THE EXERCISE – Locate and copy each line in the data that contains the word "label".
>> START STORED RECORDS
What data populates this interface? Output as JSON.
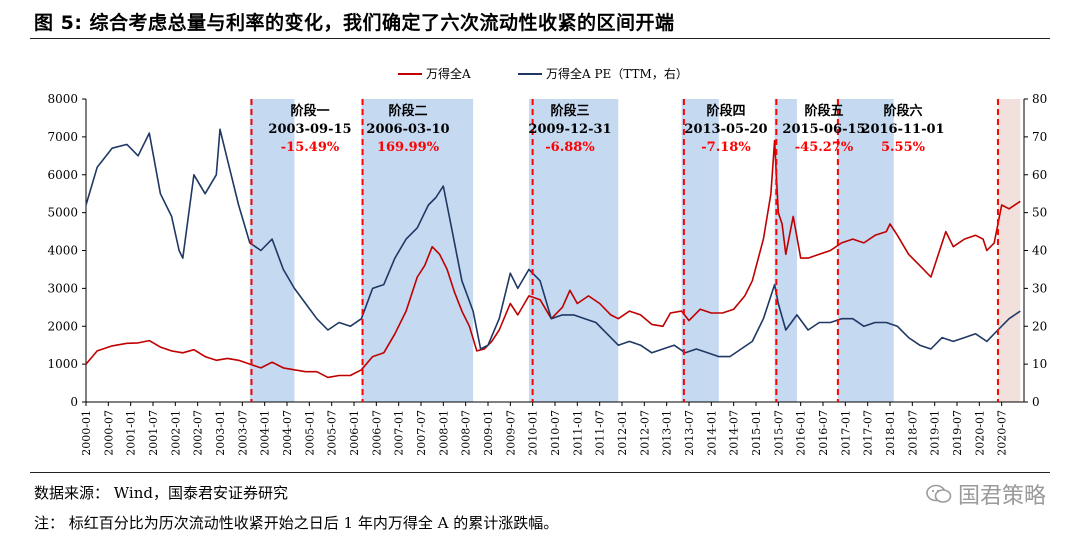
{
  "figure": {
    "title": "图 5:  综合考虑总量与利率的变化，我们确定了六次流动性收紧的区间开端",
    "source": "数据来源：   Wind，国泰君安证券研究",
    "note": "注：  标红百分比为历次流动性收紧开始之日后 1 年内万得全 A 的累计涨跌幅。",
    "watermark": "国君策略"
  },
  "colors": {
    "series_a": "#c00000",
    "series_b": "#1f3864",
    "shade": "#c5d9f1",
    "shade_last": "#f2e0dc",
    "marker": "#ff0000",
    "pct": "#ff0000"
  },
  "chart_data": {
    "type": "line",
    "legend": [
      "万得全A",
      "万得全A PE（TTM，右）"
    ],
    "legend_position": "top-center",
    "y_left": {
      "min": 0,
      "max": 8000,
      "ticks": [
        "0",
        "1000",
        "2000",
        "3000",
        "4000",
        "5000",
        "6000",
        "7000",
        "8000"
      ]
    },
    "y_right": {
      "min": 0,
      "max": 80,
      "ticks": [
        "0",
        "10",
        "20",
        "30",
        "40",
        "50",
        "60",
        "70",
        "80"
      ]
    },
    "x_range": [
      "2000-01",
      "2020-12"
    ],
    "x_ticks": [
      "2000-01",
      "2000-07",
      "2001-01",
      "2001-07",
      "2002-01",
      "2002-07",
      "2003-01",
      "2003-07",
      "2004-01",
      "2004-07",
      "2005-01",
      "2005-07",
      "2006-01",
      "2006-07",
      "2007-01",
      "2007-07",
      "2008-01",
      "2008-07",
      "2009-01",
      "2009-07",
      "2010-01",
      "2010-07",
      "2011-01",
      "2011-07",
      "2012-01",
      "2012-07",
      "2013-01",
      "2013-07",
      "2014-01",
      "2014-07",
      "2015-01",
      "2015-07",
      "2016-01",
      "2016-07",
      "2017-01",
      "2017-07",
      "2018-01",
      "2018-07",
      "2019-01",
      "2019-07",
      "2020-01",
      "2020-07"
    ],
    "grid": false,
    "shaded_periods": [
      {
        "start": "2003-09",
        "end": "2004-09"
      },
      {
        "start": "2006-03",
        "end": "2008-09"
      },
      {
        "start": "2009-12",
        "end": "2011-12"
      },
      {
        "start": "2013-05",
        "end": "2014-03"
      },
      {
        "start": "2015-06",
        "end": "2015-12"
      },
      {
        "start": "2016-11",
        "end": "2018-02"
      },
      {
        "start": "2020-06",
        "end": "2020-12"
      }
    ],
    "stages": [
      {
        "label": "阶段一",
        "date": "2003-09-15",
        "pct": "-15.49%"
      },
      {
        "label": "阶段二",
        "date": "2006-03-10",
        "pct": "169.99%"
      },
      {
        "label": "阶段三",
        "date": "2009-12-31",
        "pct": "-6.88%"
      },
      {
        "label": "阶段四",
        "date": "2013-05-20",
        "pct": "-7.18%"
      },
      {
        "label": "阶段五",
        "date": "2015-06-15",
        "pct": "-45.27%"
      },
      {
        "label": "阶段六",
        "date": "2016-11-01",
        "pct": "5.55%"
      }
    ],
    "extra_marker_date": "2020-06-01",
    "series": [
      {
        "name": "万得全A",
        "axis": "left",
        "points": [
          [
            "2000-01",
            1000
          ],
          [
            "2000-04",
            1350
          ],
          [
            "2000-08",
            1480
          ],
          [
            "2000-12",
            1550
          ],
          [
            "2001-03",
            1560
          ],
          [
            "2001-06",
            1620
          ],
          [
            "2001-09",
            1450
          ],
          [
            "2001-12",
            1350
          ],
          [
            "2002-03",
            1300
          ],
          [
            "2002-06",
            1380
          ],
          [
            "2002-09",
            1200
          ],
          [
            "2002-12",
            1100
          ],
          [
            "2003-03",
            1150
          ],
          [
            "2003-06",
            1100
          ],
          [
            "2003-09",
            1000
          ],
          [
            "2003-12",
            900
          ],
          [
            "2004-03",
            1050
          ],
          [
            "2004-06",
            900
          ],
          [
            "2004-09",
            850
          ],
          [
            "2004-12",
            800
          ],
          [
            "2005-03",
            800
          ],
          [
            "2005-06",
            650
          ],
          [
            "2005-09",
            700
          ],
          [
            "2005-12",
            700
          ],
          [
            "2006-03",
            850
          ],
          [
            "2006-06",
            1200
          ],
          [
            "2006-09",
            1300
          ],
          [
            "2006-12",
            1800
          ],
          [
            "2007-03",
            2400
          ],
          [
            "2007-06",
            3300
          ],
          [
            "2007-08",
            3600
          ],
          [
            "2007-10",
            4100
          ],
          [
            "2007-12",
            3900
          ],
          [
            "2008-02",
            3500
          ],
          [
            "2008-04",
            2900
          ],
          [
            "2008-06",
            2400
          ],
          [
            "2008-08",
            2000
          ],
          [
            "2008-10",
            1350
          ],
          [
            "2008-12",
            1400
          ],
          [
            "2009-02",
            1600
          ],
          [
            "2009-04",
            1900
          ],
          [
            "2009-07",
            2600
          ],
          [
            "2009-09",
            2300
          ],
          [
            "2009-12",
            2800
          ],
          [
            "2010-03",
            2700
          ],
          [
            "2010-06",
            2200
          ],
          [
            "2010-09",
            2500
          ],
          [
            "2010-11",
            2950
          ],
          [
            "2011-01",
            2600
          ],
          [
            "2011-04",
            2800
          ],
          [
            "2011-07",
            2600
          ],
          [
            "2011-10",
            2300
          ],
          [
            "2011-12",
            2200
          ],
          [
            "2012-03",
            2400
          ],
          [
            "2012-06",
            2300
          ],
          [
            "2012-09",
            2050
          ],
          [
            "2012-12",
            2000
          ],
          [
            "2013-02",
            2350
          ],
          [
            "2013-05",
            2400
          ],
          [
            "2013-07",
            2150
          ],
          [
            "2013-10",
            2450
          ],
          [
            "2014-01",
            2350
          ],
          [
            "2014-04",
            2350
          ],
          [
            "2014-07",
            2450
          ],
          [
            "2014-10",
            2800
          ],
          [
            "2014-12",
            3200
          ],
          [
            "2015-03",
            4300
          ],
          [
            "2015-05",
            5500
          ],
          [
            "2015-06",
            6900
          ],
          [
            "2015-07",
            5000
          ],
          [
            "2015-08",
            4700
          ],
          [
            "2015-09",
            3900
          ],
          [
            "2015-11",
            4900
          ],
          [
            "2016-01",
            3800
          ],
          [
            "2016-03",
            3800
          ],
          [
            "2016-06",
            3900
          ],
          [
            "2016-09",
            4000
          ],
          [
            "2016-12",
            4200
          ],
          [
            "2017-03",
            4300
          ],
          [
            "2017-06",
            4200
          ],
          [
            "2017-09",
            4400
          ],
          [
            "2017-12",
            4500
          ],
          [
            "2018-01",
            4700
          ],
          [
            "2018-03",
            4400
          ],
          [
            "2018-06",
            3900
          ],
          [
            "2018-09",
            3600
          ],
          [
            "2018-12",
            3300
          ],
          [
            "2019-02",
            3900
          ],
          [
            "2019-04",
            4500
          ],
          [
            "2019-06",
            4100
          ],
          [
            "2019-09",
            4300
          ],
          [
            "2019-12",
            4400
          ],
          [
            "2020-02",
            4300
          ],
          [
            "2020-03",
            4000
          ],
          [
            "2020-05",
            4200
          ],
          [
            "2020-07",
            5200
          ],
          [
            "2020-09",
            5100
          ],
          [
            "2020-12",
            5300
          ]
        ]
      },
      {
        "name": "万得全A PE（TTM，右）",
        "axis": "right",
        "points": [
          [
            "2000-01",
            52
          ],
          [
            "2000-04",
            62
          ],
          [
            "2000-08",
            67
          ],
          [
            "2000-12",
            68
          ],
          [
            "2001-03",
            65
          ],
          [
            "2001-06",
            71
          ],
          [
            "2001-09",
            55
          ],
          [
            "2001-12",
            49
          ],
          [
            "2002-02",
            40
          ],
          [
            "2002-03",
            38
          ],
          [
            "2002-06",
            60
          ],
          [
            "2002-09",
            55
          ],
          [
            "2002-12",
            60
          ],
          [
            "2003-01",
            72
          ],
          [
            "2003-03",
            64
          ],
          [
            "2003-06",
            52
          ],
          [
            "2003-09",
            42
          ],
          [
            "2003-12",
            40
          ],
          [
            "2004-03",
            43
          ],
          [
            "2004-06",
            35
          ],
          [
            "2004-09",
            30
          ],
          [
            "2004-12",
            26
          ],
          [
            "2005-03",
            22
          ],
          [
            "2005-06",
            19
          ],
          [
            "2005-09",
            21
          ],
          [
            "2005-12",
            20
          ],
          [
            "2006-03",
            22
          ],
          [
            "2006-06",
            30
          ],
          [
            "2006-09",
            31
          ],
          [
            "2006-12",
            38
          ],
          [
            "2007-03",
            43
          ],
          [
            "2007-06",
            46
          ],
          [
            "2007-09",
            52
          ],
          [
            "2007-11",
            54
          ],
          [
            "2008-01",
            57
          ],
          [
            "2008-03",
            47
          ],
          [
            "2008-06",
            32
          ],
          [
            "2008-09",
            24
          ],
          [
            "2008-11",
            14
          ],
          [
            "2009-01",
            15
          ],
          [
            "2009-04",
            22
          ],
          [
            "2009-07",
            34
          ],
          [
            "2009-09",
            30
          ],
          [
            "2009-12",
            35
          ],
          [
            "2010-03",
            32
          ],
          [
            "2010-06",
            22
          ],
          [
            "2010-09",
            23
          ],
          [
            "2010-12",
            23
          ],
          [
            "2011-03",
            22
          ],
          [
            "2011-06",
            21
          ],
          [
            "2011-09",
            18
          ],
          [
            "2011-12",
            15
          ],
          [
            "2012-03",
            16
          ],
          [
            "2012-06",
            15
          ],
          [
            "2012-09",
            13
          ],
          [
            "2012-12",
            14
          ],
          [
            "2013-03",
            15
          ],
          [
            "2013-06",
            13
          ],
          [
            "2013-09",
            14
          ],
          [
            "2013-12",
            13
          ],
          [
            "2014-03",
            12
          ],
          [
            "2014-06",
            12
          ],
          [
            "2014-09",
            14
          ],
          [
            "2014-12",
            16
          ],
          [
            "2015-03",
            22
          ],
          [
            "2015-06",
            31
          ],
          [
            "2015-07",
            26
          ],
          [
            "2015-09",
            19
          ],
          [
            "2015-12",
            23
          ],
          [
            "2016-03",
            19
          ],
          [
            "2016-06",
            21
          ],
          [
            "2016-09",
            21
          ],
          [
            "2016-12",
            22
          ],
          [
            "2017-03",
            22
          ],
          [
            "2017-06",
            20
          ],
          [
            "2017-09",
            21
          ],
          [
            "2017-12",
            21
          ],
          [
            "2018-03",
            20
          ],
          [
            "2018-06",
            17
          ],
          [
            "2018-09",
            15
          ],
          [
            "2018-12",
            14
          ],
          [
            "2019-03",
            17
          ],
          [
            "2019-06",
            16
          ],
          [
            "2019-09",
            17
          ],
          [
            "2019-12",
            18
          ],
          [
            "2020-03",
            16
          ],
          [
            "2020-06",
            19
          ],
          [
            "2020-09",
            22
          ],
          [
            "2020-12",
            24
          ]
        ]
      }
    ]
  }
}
>> END STORED RECORDS
OUTPUT OF THE EXERCISE –
        "label": "阶段一",
        "label": "阶段二",
        "label": "阶段三",
        "label": "阶段四",
        "label": "阶段五",
        "label": "阶段六",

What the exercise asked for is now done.